▶ _Brief_
Only a number is required: how many lines of the material contain the word "stocks"?

Raw records
--*--

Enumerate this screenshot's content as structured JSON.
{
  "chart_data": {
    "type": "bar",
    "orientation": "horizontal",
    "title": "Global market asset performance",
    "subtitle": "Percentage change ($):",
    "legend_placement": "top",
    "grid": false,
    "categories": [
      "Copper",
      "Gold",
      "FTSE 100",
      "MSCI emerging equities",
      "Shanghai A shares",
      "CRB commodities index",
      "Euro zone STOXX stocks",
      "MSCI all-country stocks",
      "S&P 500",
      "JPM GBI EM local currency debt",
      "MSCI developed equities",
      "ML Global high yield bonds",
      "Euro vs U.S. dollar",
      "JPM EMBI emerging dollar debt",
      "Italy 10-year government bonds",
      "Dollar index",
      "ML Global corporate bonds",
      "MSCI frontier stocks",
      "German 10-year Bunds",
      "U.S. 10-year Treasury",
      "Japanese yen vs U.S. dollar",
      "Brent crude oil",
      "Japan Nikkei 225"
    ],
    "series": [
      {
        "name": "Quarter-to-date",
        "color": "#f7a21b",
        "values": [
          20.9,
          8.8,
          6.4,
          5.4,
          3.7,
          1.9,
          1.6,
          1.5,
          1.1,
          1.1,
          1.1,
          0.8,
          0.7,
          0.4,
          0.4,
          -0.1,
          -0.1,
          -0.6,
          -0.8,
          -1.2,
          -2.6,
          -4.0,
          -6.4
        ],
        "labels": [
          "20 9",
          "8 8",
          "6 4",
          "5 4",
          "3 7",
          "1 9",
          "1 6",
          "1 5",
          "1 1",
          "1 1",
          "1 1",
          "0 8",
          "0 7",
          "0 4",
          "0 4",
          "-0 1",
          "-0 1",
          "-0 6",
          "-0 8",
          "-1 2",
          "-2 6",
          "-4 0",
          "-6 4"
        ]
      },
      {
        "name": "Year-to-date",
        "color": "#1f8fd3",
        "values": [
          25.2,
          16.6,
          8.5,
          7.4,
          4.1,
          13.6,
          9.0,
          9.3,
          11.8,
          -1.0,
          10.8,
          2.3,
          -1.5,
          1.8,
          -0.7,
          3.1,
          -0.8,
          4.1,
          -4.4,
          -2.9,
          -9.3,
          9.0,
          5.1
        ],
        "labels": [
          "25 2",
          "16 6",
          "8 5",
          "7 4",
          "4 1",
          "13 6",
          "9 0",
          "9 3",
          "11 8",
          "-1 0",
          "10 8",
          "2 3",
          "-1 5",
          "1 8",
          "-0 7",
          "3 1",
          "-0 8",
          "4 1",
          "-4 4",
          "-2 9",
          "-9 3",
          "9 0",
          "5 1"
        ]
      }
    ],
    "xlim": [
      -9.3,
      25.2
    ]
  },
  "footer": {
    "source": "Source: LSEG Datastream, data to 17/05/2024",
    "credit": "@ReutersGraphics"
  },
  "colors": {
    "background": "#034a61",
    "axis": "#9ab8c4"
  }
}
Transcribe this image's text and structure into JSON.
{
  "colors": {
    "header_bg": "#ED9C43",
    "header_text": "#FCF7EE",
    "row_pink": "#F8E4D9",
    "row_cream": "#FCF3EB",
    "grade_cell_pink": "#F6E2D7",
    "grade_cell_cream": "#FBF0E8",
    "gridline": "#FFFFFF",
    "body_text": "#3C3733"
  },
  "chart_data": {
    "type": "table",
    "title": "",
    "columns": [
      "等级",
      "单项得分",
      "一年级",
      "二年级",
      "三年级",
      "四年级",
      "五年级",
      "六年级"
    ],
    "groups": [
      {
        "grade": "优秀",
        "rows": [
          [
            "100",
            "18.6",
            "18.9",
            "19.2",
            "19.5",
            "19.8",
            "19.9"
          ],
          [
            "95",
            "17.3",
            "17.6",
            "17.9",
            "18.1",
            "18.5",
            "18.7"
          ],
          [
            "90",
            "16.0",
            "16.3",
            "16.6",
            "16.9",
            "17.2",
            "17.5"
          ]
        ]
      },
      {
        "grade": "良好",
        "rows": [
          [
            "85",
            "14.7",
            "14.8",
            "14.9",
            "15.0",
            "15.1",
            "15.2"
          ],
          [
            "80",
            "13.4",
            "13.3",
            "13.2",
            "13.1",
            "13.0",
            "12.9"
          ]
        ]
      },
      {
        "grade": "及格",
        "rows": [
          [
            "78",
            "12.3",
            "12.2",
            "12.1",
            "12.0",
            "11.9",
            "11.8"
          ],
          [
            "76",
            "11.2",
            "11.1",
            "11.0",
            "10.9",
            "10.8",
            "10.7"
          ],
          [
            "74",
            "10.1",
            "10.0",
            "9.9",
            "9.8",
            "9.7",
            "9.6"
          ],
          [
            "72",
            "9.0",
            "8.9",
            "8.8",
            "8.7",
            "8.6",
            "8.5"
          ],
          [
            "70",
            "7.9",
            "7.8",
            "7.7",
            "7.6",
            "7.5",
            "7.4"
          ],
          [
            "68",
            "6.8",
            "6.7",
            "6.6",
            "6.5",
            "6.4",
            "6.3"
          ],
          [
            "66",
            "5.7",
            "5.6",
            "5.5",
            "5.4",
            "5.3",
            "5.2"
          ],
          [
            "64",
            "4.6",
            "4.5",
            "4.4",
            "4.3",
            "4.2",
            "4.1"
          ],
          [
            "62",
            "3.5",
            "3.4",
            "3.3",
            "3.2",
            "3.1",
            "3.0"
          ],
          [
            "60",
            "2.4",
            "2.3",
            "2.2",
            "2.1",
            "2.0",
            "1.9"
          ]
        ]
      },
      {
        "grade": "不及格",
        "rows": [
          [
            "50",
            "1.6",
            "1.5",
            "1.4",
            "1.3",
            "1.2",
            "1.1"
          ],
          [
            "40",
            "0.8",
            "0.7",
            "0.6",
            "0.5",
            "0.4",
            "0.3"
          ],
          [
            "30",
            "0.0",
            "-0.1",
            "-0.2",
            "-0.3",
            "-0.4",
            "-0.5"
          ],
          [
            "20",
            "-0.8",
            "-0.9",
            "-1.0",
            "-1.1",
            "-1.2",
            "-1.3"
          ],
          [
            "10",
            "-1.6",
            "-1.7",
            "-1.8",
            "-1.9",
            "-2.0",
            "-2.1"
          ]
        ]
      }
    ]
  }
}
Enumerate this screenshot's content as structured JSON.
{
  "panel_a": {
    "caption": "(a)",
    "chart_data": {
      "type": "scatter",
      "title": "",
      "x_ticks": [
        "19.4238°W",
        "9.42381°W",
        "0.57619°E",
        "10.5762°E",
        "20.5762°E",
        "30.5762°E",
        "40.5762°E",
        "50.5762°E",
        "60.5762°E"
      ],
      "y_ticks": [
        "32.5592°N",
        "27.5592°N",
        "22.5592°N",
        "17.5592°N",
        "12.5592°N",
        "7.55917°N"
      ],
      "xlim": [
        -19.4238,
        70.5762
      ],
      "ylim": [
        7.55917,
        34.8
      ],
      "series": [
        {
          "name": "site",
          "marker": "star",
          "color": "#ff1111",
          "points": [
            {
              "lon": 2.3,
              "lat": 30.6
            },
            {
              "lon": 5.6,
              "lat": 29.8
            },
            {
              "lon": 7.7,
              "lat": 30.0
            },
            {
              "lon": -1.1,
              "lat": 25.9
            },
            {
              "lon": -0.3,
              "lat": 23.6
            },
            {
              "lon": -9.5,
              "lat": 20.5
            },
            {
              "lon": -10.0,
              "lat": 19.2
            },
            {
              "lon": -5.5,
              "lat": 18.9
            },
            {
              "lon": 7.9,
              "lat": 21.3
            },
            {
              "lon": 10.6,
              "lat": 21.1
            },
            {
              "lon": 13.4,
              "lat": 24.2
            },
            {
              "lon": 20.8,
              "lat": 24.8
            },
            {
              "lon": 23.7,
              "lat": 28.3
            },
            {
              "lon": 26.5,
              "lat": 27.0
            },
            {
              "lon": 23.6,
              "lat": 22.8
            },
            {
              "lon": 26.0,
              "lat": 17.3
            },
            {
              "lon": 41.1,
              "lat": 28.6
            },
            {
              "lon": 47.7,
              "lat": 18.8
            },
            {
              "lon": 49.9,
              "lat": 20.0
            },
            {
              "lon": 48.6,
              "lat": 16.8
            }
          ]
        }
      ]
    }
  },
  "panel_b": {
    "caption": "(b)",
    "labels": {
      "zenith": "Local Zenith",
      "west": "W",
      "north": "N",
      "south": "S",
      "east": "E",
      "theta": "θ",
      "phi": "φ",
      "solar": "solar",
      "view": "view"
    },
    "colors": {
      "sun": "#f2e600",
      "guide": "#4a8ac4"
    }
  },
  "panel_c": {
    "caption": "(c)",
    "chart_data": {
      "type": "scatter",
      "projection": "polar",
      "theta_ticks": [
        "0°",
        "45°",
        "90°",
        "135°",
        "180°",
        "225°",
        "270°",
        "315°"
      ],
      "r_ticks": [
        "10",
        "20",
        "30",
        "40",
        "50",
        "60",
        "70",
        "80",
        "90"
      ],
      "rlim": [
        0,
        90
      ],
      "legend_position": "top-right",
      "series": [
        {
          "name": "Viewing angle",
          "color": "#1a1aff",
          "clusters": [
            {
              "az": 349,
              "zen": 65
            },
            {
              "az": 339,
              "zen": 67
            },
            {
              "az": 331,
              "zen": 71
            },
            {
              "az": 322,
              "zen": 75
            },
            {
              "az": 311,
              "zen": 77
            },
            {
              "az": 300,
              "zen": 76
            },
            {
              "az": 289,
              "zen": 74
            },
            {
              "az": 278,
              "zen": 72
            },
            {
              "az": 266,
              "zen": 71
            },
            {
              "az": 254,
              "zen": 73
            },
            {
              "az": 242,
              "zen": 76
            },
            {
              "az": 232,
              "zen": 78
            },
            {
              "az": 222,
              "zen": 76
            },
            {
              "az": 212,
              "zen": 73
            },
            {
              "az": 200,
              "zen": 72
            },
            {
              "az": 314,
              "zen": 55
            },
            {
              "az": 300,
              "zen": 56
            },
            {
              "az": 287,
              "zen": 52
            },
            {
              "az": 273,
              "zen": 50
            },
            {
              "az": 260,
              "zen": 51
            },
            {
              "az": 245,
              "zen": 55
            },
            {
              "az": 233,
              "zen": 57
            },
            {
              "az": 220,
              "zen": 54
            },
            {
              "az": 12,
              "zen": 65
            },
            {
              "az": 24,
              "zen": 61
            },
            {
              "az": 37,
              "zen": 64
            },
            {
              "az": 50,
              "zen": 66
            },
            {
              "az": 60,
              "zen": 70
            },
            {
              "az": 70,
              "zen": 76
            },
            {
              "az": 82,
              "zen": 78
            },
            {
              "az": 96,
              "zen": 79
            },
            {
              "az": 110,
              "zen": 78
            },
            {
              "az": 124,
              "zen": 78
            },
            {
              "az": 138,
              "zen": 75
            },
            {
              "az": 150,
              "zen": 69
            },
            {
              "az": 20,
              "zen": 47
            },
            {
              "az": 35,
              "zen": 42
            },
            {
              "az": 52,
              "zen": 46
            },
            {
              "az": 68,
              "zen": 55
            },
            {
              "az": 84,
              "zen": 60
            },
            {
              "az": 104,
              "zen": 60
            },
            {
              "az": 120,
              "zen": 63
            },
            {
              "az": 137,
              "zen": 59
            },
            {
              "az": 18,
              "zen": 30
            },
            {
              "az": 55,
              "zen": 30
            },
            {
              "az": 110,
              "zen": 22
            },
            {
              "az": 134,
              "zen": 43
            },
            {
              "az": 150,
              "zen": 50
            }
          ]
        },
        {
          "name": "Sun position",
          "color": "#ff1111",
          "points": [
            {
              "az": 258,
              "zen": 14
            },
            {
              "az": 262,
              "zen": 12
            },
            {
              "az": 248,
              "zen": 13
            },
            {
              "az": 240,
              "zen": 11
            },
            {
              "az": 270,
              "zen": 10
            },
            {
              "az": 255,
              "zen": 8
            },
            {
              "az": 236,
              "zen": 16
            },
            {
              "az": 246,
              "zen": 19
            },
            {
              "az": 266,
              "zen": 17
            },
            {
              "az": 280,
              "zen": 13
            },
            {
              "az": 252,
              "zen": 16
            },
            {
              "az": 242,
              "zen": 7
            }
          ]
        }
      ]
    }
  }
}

--*--

▶ _Result below_
3